• [Problem to solve]: Tally up the lines below that contain the word "xlabel" and give the total alone.

• [Input data]:
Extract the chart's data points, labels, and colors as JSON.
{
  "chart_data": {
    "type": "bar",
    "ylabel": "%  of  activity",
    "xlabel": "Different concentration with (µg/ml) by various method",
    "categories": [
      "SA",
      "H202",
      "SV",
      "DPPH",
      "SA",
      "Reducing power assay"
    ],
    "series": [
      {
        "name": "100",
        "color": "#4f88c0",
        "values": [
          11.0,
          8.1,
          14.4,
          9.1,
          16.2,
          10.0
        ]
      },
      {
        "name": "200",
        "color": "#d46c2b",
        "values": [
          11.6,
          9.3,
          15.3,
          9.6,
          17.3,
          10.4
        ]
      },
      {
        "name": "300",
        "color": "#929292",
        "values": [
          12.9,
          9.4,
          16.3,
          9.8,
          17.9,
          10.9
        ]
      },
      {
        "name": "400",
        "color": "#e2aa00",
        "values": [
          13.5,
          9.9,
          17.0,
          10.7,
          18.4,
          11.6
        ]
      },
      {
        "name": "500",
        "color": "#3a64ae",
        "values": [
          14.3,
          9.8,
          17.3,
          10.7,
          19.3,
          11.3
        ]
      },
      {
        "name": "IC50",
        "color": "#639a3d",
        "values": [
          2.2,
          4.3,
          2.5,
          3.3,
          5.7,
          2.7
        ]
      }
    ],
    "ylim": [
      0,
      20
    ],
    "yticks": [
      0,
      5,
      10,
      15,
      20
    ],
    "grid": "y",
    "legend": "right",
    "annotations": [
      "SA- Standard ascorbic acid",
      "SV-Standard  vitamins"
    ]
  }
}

...

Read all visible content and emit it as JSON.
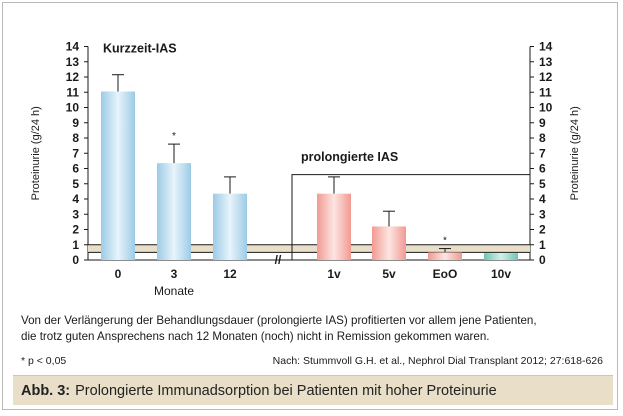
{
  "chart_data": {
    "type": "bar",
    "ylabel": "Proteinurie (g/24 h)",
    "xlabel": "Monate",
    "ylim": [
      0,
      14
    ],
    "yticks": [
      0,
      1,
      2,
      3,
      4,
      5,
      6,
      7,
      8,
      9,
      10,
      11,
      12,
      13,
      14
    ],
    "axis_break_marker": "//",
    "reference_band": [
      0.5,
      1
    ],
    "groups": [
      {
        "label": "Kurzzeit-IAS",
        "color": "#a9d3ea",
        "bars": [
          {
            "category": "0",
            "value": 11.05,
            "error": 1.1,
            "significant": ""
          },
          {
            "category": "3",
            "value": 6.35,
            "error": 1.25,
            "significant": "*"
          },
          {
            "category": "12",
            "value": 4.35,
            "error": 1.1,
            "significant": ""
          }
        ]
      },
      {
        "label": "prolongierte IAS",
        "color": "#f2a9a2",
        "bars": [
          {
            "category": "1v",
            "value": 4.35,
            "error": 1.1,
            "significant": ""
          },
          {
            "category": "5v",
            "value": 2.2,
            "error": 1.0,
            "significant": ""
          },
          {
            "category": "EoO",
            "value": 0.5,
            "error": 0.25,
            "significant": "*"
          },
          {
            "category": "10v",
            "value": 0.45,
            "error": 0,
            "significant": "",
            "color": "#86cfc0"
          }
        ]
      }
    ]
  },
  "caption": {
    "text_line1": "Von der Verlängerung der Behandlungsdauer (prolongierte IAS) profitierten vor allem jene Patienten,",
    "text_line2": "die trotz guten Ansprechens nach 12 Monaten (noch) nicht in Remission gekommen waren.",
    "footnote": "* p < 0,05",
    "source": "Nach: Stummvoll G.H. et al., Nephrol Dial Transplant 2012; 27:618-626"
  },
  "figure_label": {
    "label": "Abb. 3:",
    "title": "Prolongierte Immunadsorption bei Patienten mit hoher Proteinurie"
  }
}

• [Response box]: 2